WHAT THE EXERCISE ASKS: State how many lines of the entries include the string "this", please, leaving out everything but the number.

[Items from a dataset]
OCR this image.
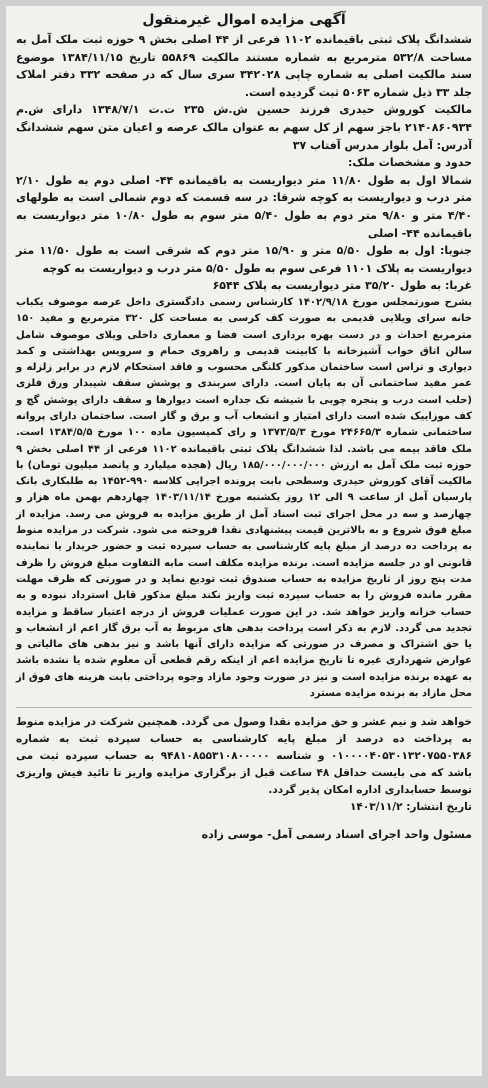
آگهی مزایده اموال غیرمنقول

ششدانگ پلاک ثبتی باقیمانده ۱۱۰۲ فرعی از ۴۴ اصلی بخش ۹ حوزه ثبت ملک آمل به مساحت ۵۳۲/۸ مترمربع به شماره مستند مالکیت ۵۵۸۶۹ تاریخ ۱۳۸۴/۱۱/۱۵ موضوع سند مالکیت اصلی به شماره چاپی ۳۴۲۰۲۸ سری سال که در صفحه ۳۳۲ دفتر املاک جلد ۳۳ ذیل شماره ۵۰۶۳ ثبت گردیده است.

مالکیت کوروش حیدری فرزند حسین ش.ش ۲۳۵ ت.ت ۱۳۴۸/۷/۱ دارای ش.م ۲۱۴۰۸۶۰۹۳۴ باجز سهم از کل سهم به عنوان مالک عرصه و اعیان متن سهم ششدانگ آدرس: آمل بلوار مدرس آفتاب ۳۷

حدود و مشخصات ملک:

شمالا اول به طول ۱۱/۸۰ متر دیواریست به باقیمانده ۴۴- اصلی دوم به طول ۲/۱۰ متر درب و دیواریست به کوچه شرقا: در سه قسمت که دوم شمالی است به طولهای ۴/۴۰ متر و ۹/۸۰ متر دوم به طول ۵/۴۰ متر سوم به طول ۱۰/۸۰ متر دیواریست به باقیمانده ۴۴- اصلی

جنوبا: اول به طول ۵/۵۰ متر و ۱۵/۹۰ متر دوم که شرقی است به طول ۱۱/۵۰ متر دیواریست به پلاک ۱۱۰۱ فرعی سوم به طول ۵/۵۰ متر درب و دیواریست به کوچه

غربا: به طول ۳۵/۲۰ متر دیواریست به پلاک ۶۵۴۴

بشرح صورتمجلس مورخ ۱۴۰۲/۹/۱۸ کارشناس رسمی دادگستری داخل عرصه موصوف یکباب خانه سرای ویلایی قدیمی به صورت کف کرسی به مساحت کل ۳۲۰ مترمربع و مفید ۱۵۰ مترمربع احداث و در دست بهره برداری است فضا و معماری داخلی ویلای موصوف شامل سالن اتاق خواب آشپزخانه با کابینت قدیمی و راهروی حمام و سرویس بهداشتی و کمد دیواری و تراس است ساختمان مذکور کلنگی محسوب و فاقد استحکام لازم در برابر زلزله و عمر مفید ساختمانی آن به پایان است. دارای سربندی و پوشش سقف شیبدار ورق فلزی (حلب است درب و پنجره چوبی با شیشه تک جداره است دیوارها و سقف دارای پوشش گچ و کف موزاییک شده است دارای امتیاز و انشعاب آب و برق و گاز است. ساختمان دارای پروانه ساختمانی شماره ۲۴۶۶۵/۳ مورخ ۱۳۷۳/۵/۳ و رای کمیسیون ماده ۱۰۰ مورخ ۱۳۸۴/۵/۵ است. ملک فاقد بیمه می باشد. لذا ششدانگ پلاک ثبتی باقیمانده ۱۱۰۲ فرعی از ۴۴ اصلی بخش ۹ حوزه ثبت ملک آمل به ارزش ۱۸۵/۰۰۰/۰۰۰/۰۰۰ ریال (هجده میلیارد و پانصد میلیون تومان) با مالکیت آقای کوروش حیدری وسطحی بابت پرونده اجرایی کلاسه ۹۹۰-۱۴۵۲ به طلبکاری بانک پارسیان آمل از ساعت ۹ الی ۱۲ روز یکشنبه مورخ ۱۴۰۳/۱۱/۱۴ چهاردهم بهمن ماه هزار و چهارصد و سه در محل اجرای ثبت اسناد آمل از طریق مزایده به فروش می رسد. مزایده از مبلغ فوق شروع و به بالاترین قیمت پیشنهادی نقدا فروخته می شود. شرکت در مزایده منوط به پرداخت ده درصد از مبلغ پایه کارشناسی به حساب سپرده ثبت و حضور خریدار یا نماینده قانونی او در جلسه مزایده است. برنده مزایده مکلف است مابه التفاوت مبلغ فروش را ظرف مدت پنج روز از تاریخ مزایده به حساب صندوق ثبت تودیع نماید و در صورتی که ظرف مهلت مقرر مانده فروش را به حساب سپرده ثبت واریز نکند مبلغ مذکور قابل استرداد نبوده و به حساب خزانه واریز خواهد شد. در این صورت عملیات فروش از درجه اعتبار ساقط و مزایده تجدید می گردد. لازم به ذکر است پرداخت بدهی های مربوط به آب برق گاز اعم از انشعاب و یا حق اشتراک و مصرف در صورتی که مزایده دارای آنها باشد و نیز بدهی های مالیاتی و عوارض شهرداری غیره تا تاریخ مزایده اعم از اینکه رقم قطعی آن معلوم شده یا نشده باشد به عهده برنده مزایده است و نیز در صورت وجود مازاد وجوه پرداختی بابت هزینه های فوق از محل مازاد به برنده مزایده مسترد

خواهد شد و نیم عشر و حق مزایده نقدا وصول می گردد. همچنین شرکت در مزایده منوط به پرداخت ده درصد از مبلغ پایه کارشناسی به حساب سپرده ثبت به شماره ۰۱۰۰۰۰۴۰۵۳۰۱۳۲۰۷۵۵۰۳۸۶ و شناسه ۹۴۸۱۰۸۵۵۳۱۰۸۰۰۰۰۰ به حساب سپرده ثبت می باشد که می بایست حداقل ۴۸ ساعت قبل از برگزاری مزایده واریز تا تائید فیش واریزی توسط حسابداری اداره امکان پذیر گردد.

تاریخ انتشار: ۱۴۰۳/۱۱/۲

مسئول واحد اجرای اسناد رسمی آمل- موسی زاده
...
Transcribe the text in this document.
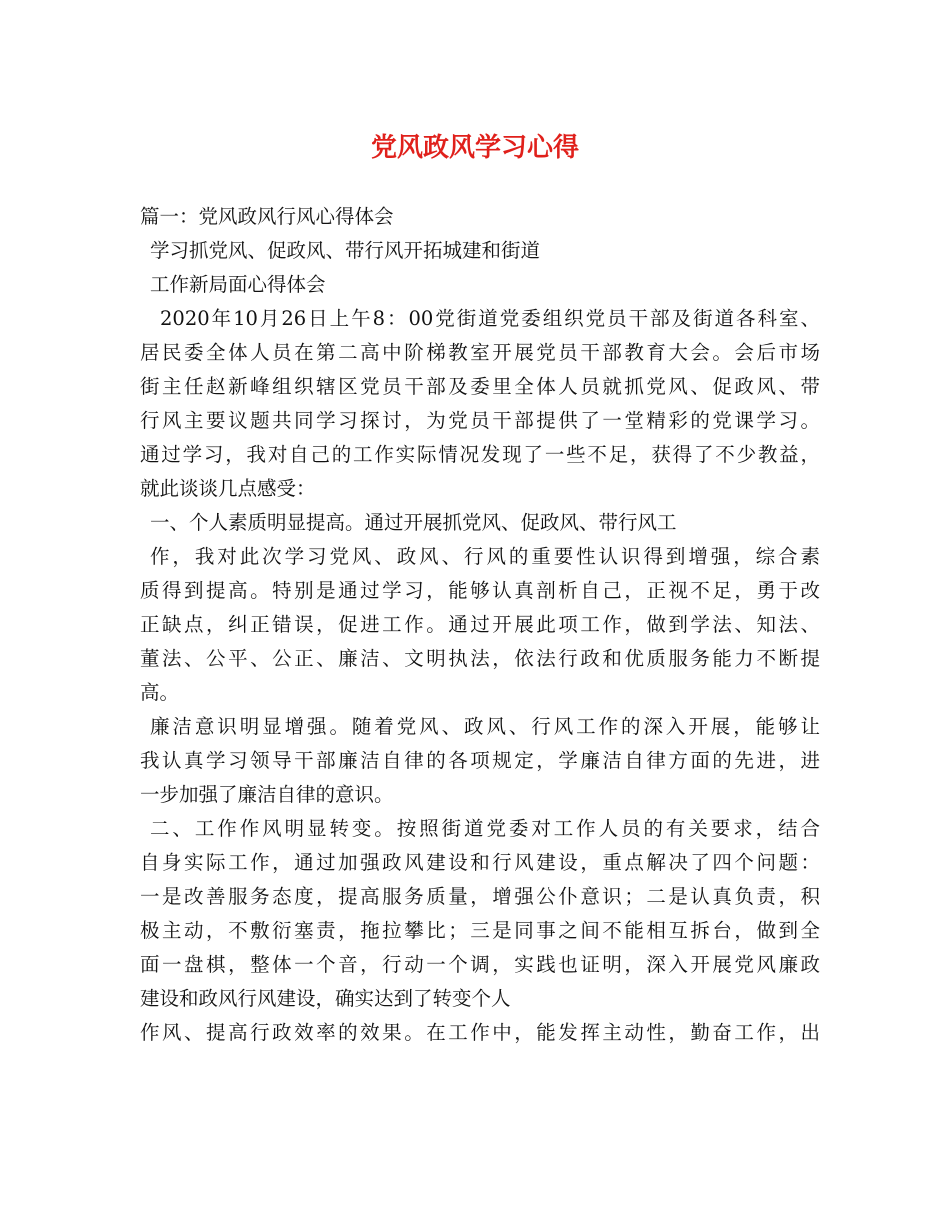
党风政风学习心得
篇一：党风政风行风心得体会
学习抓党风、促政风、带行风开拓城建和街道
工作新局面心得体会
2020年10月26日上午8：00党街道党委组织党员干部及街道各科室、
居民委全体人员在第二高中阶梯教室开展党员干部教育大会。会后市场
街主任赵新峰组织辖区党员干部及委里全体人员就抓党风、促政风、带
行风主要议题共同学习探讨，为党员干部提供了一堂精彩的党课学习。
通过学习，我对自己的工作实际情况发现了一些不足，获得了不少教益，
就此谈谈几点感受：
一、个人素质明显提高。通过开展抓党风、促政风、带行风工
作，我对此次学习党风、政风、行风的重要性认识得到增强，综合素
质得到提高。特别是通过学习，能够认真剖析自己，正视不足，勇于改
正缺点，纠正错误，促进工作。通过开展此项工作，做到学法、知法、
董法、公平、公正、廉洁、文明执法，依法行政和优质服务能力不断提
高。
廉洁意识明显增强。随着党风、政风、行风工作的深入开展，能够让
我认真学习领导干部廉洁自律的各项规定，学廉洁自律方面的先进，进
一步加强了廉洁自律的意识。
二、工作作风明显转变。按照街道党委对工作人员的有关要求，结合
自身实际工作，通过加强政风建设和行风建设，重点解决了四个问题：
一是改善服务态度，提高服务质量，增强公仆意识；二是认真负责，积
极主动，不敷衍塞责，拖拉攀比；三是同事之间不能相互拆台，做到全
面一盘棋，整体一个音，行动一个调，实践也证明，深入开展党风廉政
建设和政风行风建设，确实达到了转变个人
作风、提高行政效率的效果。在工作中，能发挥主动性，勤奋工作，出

EXPECTED OUTPUT: 2